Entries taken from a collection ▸
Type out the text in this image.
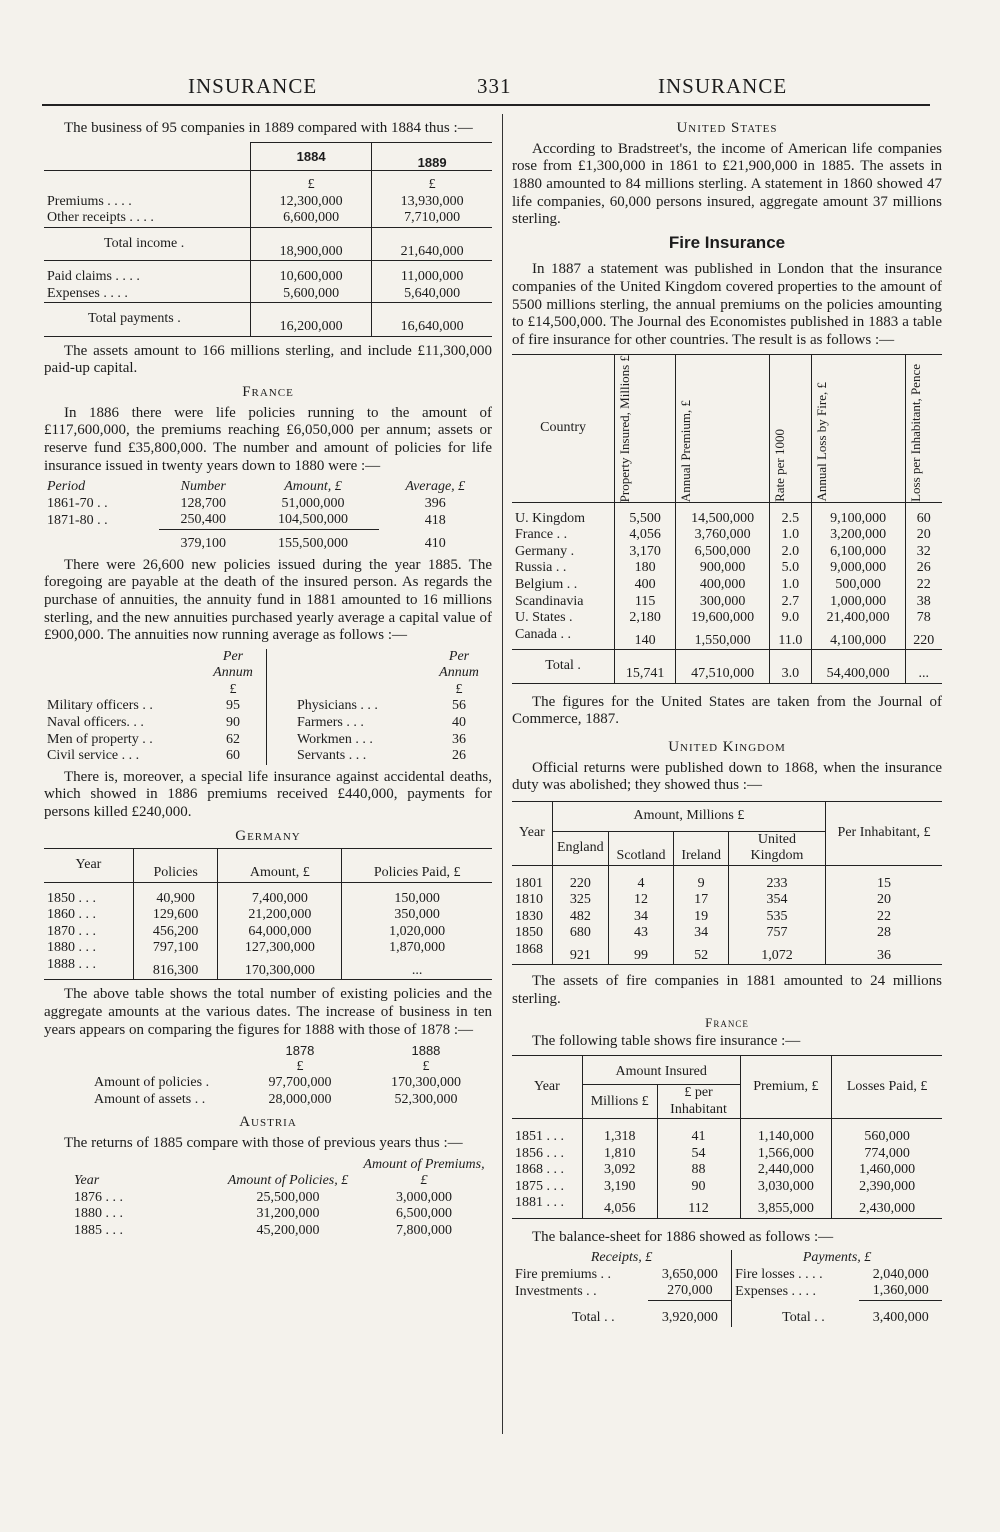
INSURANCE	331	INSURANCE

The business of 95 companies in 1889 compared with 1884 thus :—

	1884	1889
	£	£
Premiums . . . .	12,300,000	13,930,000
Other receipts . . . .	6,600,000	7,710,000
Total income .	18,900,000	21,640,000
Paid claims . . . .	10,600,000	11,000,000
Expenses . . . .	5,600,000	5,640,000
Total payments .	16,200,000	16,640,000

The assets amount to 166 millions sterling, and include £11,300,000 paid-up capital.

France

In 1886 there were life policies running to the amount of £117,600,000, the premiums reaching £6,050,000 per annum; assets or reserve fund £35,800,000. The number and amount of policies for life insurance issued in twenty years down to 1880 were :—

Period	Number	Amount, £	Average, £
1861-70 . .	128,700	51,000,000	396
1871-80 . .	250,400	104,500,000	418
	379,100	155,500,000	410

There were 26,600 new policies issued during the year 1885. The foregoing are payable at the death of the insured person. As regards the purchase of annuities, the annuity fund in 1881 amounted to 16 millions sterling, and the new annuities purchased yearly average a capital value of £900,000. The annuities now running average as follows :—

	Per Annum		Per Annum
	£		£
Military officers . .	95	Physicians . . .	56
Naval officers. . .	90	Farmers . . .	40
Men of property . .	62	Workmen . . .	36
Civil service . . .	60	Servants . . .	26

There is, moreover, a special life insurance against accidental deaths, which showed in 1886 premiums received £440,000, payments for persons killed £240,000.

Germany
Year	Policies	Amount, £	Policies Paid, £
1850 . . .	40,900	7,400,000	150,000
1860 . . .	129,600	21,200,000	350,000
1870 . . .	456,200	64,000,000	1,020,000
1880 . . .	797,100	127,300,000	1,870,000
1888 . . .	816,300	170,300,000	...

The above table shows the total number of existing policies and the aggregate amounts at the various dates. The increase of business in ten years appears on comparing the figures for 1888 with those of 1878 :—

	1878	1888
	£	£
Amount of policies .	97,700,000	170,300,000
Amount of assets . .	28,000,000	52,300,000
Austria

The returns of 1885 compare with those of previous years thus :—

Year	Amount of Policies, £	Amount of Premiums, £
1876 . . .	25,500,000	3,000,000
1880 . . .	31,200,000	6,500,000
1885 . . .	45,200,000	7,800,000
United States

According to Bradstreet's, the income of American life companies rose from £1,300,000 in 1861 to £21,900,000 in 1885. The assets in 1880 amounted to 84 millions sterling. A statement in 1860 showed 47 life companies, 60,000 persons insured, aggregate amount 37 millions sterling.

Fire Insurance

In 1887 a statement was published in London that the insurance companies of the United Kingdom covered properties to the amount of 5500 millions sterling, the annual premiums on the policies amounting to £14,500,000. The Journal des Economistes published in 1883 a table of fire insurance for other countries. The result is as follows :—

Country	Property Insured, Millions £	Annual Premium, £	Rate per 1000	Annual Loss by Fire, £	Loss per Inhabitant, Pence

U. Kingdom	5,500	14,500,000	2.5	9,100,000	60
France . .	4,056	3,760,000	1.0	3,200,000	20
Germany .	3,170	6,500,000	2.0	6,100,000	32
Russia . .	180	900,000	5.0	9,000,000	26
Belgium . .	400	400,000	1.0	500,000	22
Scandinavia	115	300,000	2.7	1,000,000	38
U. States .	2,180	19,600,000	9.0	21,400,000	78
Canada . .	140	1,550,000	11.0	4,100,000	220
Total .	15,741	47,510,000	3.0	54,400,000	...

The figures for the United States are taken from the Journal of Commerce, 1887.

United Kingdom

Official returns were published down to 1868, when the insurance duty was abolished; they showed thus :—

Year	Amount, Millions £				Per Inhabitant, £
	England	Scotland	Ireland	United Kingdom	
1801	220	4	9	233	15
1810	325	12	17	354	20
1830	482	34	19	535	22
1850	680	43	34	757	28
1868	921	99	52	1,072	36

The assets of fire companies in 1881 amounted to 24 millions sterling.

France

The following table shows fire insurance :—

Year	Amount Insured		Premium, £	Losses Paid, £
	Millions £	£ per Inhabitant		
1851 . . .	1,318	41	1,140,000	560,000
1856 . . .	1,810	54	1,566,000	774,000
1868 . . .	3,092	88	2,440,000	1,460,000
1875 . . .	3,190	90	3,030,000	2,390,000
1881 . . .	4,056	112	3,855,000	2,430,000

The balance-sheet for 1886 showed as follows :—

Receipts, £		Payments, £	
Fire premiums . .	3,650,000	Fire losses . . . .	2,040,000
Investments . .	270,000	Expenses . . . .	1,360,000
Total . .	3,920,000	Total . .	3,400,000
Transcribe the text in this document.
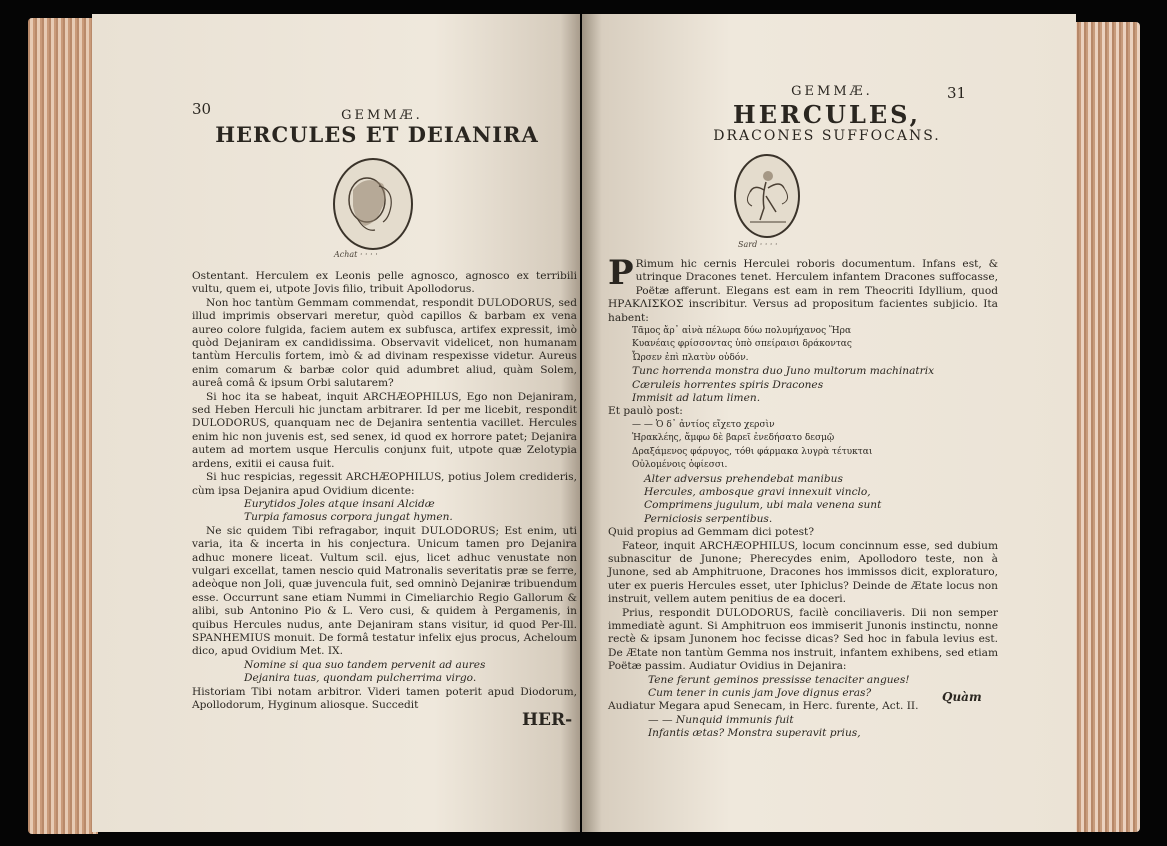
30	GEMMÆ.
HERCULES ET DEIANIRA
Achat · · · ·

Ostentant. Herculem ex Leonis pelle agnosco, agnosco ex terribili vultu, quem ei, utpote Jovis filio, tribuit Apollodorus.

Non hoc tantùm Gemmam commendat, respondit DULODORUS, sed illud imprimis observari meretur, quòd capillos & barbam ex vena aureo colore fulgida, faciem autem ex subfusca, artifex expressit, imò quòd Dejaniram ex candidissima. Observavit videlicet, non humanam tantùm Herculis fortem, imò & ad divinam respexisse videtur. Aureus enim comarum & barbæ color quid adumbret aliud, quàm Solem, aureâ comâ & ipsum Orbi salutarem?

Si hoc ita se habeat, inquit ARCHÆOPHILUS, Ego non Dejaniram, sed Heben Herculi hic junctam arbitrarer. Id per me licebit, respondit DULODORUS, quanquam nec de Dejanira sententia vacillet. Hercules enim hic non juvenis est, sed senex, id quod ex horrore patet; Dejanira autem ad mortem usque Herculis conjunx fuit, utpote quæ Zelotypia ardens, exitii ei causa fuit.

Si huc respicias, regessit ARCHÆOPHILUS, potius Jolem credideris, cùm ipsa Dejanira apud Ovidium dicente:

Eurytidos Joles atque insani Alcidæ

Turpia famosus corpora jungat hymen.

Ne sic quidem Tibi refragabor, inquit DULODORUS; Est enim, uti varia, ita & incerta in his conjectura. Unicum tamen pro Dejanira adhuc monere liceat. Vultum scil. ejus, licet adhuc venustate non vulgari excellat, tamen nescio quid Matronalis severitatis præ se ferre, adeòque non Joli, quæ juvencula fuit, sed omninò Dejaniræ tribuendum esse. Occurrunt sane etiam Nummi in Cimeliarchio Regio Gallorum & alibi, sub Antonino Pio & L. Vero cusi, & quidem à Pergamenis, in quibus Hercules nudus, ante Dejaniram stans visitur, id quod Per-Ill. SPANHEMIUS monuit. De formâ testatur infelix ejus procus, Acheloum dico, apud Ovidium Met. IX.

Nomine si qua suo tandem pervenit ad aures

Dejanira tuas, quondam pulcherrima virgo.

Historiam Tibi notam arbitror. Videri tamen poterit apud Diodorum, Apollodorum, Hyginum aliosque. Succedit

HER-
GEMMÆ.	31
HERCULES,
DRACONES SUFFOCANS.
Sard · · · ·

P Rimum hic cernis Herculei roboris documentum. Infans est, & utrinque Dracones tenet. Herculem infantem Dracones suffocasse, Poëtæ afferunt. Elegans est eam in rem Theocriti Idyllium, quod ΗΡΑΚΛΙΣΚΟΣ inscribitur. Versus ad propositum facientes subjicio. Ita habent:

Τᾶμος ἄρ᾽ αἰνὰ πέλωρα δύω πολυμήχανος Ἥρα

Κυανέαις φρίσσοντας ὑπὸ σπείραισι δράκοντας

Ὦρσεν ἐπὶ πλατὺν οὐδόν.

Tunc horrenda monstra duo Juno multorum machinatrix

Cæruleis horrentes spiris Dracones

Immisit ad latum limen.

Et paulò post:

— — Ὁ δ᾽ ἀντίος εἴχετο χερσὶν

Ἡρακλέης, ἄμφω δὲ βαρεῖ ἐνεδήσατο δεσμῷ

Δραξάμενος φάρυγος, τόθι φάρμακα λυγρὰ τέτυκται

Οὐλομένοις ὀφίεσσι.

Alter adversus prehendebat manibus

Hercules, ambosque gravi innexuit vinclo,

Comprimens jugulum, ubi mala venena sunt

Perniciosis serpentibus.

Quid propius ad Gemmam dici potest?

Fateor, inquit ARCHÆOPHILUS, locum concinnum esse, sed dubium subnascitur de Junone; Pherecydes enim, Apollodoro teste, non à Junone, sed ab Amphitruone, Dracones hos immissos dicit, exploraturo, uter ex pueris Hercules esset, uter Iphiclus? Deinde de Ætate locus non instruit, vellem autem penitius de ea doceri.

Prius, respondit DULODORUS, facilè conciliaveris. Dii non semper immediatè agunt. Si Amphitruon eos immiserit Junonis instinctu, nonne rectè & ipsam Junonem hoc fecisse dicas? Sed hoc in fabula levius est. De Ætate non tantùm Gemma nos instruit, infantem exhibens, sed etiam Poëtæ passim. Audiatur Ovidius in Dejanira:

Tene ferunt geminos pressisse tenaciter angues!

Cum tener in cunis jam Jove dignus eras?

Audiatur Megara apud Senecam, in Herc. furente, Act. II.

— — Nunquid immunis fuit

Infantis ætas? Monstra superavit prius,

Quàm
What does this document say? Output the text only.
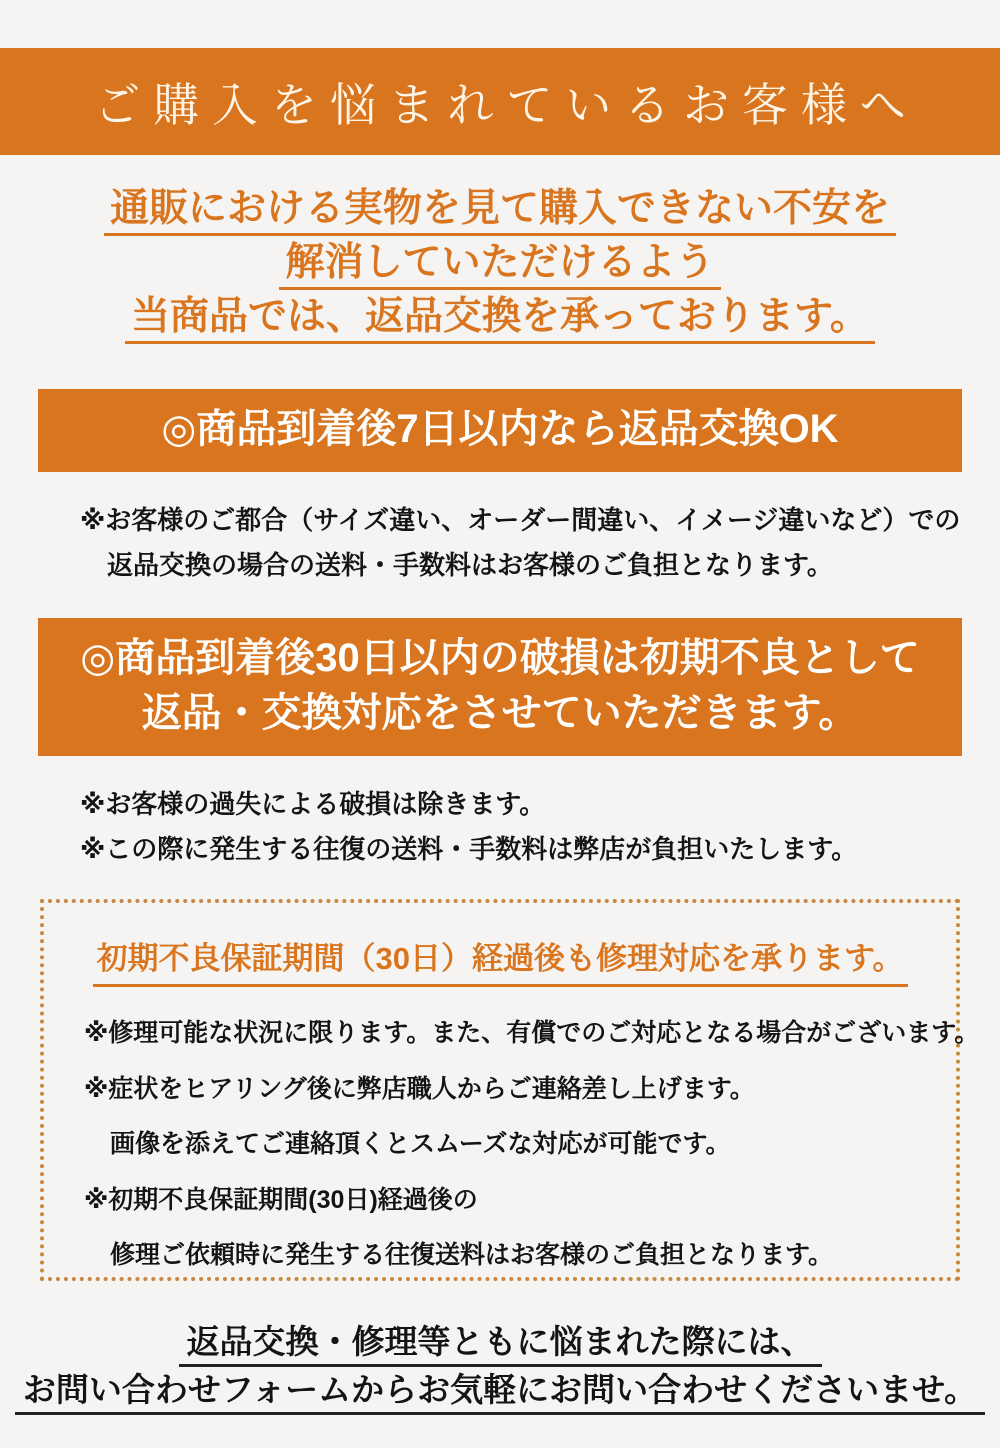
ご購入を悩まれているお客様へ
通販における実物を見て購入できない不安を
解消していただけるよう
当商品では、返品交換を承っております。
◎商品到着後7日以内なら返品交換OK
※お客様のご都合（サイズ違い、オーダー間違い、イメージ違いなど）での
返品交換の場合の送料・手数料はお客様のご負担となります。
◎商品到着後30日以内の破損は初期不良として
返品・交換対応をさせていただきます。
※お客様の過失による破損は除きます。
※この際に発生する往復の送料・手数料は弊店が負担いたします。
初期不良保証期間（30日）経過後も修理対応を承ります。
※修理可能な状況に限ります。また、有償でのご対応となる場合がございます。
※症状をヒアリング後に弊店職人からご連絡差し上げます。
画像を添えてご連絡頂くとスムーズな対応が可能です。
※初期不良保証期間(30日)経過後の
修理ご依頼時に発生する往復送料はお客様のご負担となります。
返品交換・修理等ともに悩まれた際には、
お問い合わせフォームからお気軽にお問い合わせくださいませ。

Work to be completed ▸ Write out again, exactly, each line from the one containing "What does this" through the last line of the entries, and omit every picture.

Task result ▸
What does this document say? Output the text only.
ご購入を悩まれているお客様へ
通販における実物を見て購入できない不安を
解消していただけるよう
当商品では、返品交換を承っております。
◎商品到着後7日以内なら返品交換OK
※お客様のご都合（サイズ違い、オーダー間違い、イメージ違いなど）での
返品交換の場合の送料・手数料はお客様のご負担となります。
◎商品到着後30日以内の破損は初期不良として
返品・交換対応をさせていただきます。
※お客様の過失による破損は除きます。
※この際に発生する往復の送料・手数料は弊店が負担いたします。
初期不良保証期間（30日）経過後も修理対応を承ります。
※修理可能な状況に限ります。また、有償でのご対応となる場合がございます。
※症状をヒアリング後に弊店職人からご連絡差し上げます。
画像を添えてご連絡頂くとスムーズな対応が可能です。
※初期不良保証期間(30日)経過後の
修理ご依頼時に発生する往復送料はお客様のご負担となります。
返品交換・修理等ともに悩まれた際には、
お問い合わせフォームからお気軽にお問い合わせくださいませ。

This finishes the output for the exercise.